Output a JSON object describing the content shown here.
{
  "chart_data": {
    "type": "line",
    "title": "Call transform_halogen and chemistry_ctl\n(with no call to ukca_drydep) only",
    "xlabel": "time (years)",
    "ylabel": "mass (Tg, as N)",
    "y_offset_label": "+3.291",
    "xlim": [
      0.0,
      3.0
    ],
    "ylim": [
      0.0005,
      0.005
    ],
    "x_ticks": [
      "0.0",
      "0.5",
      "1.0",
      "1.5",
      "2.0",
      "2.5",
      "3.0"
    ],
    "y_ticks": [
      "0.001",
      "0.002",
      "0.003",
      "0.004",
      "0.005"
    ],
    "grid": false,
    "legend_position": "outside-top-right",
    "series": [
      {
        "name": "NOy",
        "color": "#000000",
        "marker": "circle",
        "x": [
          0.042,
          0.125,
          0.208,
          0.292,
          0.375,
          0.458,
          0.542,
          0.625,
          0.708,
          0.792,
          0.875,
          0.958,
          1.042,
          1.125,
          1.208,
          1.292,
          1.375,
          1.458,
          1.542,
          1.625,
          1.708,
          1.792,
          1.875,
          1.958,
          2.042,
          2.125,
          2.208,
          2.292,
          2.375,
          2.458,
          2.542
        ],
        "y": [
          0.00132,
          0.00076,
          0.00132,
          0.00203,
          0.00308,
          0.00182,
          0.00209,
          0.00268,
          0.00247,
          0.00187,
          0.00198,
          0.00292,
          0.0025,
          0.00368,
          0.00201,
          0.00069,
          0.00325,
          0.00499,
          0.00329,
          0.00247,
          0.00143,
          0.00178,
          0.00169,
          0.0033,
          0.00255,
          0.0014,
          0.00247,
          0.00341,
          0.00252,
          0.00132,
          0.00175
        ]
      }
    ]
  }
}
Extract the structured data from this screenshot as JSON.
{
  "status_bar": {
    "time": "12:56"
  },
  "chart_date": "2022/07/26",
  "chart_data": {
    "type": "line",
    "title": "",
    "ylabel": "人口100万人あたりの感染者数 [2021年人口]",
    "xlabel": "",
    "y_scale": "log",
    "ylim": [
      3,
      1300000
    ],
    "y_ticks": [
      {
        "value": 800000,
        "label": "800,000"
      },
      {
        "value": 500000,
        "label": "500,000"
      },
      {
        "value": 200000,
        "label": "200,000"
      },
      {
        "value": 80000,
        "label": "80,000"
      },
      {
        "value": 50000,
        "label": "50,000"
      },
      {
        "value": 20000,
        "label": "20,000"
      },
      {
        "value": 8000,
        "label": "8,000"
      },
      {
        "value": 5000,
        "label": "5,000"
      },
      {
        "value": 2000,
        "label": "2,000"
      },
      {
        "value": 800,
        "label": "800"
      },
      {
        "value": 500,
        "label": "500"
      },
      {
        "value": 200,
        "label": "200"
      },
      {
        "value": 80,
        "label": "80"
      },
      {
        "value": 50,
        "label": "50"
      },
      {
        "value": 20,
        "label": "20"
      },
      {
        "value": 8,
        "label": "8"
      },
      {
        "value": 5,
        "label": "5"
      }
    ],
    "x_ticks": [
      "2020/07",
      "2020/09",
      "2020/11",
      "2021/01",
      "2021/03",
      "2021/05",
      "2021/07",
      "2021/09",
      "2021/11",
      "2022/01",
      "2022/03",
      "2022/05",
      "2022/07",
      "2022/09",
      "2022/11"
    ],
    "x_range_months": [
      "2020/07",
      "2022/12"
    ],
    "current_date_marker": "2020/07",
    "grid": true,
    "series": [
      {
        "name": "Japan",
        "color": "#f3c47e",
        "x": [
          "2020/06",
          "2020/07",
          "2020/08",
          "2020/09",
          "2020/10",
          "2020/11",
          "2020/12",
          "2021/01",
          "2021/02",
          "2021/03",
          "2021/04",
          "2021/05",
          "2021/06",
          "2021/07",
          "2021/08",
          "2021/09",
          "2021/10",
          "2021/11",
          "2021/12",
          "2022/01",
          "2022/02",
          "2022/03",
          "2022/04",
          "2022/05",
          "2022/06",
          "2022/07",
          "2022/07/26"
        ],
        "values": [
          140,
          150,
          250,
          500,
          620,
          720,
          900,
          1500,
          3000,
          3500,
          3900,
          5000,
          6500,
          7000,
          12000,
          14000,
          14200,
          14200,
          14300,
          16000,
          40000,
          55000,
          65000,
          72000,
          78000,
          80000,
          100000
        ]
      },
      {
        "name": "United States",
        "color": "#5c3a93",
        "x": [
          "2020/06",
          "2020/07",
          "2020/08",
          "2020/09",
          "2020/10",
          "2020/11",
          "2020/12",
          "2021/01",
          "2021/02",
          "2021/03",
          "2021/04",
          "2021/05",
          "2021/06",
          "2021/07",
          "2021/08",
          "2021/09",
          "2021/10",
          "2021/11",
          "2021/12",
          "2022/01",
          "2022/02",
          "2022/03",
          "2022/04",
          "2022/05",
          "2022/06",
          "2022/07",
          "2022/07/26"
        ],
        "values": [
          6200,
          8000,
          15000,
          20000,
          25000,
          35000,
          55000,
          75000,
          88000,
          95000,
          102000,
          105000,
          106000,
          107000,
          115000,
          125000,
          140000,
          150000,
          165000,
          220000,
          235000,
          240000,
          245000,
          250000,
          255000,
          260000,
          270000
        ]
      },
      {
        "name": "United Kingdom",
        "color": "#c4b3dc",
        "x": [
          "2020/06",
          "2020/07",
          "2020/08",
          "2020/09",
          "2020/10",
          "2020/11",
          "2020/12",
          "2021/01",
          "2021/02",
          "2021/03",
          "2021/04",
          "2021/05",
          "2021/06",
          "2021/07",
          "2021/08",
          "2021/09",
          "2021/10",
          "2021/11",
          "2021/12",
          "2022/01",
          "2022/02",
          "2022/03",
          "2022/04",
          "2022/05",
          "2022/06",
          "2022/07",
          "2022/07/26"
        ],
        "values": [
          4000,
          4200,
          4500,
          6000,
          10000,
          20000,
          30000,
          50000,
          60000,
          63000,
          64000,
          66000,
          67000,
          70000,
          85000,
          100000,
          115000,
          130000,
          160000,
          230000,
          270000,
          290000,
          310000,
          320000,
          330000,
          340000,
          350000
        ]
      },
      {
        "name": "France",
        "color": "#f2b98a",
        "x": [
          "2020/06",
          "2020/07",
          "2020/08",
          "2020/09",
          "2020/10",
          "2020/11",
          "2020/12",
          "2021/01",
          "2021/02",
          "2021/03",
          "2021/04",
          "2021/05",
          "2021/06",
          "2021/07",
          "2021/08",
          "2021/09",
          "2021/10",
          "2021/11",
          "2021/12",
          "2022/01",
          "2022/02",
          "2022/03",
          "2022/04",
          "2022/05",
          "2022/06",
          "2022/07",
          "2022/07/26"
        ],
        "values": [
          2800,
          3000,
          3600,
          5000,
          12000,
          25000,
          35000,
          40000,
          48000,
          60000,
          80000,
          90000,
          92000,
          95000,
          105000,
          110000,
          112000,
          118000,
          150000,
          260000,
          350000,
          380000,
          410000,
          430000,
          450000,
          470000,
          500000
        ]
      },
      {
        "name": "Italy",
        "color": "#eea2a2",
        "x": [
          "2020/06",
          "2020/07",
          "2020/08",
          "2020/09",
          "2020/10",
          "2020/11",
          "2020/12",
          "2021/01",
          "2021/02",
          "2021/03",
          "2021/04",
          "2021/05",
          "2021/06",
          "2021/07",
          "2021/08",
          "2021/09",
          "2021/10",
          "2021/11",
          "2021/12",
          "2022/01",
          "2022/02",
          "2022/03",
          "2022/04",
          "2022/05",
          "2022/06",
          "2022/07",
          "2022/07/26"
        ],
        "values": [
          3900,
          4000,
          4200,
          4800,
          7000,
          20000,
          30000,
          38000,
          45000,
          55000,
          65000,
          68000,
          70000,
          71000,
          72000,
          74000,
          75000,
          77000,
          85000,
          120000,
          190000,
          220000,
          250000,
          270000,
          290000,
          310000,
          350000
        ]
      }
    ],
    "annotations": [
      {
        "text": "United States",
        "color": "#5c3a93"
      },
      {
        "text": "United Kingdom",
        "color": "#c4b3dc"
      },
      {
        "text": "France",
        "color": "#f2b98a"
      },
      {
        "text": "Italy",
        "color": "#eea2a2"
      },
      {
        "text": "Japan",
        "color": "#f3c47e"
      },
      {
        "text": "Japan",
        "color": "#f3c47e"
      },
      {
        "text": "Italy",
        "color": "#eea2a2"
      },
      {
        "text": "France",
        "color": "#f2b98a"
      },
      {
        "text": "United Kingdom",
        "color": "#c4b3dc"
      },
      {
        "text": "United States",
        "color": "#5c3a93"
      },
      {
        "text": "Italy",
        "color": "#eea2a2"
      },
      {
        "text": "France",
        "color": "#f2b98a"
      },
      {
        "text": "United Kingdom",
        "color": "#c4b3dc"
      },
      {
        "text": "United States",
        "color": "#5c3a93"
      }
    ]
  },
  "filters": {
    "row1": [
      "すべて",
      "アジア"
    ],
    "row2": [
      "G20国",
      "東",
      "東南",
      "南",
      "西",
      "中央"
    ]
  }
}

• • •

Among the lines of the material, find those that hold the word "ylabel" and copy them.

Completed exercise ▸
    "ylabel": "mass (Tg, as N)",
    "ylabel": "人口100万人あたりの感染者数 [2021年人口]",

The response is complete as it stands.